> [WHAT THE TASK ASKS]:
Copy each line that contains the string "ylabel".

Structured figure records:
+ + + + + + +
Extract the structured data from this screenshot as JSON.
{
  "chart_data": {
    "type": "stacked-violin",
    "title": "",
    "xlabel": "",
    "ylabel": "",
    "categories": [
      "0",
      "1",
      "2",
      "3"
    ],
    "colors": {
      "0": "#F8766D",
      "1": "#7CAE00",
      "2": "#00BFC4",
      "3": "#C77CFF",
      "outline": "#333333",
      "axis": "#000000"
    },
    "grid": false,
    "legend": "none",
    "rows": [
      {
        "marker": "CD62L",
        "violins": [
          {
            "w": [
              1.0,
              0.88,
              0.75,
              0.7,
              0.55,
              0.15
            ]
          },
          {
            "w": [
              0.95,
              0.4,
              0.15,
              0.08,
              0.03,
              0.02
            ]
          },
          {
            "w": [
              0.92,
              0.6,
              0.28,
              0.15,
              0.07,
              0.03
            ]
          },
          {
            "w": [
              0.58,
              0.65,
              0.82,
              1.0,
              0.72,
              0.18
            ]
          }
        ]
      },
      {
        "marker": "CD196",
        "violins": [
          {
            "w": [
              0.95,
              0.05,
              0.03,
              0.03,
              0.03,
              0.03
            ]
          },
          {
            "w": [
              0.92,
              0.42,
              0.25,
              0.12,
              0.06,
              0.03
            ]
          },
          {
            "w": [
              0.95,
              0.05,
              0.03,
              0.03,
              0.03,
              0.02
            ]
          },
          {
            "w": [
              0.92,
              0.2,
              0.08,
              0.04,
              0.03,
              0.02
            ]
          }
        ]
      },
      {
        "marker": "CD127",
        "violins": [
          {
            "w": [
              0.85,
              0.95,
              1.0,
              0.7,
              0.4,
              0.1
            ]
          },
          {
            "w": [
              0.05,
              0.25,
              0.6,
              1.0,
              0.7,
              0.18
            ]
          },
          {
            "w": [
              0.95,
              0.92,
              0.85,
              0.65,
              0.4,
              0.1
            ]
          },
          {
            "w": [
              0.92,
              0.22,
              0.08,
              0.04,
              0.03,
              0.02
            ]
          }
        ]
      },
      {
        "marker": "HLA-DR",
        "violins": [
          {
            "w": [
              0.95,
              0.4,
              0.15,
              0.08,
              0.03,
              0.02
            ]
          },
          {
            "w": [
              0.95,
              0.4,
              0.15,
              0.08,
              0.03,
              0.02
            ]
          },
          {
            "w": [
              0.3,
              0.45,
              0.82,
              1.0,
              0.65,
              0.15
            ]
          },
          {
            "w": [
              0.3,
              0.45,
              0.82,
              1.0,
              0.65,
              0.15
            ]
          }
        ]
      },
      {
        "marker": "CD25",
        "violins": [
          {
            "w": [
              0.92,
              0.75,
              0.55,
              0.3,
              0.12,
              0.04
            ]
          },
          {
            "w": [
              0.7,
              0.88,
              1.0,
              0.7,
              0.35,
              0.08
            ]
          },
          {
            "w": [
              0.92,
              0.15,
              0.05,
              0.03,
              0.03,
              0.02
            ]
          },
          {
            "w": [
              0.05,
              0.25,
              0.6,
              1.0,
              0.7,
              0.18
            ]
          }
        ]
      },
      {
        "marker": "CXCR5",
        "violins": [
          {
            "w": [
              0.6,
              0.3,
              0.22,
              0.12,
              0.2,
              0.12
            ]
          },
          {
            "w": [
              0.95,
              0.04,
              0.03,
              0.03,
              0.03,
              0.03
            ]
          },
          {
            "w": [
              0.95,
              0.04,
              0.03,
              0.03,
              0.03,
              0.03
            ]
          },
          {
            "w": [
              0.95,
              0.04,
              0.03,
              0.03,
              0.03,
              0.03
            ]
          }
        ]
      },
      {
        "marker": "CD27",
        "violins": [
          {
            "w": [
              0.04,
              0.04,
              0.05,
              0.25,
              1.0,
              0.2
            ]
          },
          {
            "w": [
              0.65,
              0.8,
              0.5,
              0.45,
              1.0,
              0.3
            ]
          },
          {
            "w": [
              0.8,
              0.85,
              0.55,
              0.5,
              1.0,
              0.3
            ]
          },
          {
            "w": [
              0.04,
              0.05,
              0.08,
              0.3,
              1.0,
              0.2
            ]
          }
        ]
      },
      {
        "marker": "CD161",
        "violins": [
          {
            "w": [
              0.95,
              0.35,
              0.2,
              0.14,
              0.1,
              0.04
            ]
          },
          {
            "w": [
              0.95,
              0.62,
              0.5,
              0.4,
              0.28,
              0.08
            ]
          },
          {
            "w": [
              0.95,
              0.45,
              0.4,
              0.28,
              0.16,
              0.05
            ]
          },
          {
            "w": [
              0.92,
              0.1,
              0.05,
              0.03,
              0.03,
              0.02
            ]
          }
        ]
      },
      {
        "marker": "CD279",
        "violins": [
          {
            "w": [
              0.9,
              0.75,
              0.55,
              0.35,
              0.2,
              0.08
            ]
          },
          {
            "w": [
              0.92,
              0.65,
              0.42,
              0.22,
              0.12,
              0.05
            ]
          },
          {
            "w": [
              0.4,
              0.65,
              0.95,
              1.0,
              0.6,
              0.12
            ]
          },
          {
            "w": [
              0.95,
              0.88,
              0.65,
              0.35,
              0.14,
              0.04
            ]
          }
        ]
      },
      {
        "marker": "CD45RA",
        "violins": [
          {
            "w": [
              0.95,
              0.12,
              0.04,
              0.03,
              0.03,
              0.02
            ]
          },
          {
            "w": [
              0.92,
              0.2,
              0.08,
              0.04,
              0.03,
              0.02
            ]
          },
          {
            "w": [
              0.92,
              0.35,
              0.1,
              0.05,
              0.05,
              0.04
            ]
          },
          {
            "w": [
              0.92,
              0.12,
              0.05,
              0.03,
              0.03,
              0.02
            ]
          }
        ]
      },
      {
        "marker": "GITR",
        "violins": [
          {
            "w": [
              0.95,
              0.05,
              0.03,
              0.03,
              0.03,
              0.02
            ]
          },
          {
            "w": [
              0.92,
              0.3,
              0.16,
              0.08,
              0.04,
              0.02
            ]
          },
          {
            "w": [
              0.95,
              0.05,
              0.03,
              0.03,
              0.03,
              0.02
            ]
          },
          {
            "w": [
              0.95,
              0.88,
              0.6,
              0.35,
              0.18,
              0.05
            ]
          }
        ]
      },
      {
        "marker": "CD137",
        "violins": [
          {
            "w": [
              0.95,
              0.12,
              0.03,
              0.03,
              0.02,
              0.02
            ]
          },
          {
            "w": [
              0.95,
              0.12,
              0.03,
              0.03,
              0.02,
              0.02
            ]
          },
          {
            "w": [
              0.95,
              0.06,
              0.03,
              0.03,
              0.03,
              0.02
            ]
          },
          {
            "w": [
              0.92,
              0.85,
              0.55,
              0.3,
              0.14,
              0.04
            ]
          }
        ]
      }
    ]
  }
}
+ + + + + + +
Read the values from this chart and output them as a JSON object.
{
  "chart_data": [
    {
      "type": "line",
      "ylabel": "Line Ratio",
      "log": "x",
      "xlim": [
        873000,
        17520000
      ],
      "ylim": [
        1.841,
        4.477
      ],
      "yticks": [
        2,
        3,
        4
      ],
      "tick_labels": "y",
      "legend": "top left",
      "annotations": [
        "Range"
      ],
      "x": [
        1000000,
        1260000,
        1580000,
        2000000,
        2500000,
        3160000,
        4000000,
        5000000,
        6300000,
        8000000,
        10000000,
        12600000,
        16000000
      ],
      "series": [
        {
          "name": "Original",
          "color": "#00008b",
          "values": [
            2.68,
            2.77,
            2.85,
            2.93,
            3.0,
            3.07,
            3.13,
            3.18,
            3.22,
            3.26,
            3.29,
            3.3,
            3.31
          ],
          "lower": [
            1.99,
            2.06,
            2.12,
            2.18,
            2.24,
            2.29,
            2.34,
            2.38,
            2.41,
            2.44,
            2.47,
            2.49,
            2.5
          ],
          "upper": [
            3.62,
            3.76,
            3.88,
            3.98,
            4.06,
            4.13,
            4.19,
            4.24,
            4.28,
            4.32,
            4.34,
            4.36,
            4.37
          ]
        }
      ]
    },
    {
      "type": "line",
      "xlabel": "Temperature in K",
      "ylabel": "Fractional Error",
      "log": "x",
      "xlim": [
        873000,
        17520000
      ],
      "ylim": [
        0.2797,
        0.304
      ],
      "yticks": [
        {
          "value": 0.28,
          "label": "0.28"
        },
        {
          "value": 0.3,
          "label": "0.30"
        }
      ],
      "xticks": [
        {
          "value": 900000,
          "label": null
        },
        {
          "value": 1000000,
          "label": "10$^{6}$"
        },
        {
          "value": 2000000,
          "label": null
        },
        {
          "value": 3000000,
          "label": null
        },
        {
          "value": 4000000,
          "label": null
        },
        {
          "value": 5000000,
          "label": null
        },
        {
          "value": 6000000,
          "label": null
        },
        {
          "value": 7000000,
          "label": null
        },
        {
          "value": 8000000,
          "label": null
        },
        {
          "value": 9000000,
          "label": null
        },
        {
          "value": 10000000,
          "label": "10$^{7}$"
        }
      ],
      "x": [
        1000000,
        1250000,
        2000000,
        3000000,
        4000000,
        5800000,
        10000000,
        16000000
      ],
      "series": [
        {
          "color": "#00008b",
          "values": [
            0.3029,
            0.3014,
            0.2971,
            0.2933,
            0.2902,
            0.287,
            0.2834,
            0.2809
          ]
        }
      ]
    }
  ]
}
+ + + + + + +
> [OUTPUT OF THE EXERCISE]:
    "ylabel": "",
      "ylabel": "Line Ratio",
      "ylabel": "Fractional Error",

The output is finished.